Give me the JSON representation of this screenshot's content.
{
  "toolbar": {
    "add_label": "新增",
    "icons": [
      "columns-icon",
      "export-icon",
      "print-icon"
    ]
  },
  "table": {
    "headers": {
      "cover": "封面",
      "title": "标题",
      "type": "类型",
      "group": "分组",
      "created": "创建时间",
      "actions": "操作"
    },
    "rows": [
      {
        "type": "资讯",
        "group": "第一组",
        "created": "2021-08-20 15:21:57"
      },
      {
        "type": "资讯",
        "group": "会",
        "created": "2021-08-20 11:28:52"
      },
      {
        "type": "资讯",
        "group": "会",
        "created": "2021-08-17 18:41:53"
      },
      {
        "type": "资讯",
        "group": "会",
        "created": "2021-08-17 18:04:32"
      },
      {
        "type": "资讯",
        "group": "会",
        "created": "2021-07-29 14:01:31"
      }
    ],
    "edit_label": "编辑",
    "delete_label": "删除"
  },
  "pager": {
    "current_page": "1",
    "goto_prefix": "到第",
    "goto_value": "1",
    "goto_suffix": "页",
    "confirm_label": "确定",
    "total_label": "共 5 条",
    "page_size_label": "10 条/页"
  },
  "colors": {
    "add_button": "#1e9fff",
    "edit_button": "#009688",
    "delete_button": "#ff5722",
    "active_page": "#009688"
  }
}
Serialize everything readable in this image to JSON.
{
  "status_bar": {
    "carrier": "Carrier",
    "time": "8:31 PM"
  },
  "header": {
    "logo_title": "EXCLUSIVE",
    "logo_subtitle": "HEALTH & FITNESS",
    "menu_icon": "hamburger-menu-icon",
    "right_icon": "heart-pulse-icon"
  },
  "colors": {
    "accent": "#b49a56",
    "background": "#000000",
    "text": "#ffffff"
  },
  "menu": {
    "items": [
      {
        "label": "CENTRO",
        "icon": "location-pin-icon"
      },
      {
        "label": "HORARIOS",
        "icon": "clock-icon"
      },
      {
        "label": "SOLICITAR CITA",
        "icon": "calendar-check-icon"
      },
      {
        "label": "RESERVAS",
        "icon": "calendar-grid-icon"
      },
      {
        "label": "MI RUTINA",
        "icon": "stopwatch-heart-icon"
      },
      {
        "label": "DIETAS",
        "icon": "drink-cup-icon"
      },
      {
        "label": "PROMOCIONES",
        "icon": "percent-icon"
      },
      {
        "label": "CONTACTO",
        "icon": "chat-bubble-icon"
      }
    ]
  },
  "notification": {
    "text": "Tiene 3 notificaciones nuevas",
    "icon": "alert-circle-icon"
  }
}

^^^^^^^^^^^^^^^^

The request:
Give all of the entries again, word for word.

Correct response:
Give me the JSON representation of this screenshot's content.
{
  "toolbar": {
    "add_label": "新增",
    "icons": [
      "columns-icon",
      "export-icon",
      "print-icon"
    ]
  },
  "table": {
    "headers": {
      "cover": "封面",
      "title": "标题",
      "type": "类型",
      "group": "分组",
      "created": "创建时间",
      "actions": "操作"
    },
    "rows": [
      {
        "type": "资讯",
        "group": "第一组",
        "created": "2021-08-20 15:21:57"
      },
      {
        "type": "资讯",
        "group": "会",
        "created": "2021-08-20 11:28:52"
      },
      {
        "type": "资讯",
        "group": "会",
        "created": "2021-08-17 18:41:53"
      },
      {
        "type": "资讯",
        "group": "会",
        "created": "2021-08-17 18:04:32"
      },
      {
        "type": "资讯",
        "group": "会",
        "created": "2021-07-29 14:01:31"
      }
    ],
    "edit_label": "编辑",
    "delete_label": "删除"
  },
  "pager": {
    "current_page": "1",
    "goto_prefix": "到第",
    "goto_value": "1",
    "goto_suffix": "页",
    "confirm_label": "确定",
    "total_label": "共 5 条",
    "page_size_label": "10 条/页"
  },
  "colors": {
    "add_button": "#1e9fff",
    "edit_button": "#009688",
    "delete_button": "#ff5722",
    "active_page": "#009688"
  }
}
Serialize everything readable in this image to JSON.
{
  "status_bar": {
    "carrier": "Carrier",
    "time": "8:31 PM"
  },
  "header": {
    "logo_title": "EXCLUSIVE",
    "logo_subtitle": "HEALTH & FITNESS",
    "menu_icon": "hamburger-menu-icon",
    "right_icon": "heart-pulse-icon"
  },
  "colors": {
    "accent": "#b49a56",
    "background": "#000000",
    "text": "#ffffff"
  },
  "menu": {
    "items": [
      {
        "label": "CENTRO",
        "icon": "location-pin-icon"
      },
      {
        "label": "HORARIOS",
        "icon": "clock-icon"
      },
      {
        "label": "SOLICITAR CITA",
        "icon": "calendar-check-icon"
      },
      {
        "label": "RESERVAS",
        "icon": "calendar-grid-icon"
      },
      {
        "label": "MI RUTINA",
        "icon": "stopwatch-heart-icon"
      },
      {
        "label": "DIETAS",
        "icon": "drink-cup-icon"
      },
      {
        "label": "PROMOCIONES",
        "icon": "percent-icon"
      },
      {
        "label": "CONTACTO",
        "icon": "chat-bubble-icon"
      }
    ]
  },
  "notification": {
    "text": "Tiene 3 notificaciones nuevas",
    "icon": "alert-circle-icon"
  }
}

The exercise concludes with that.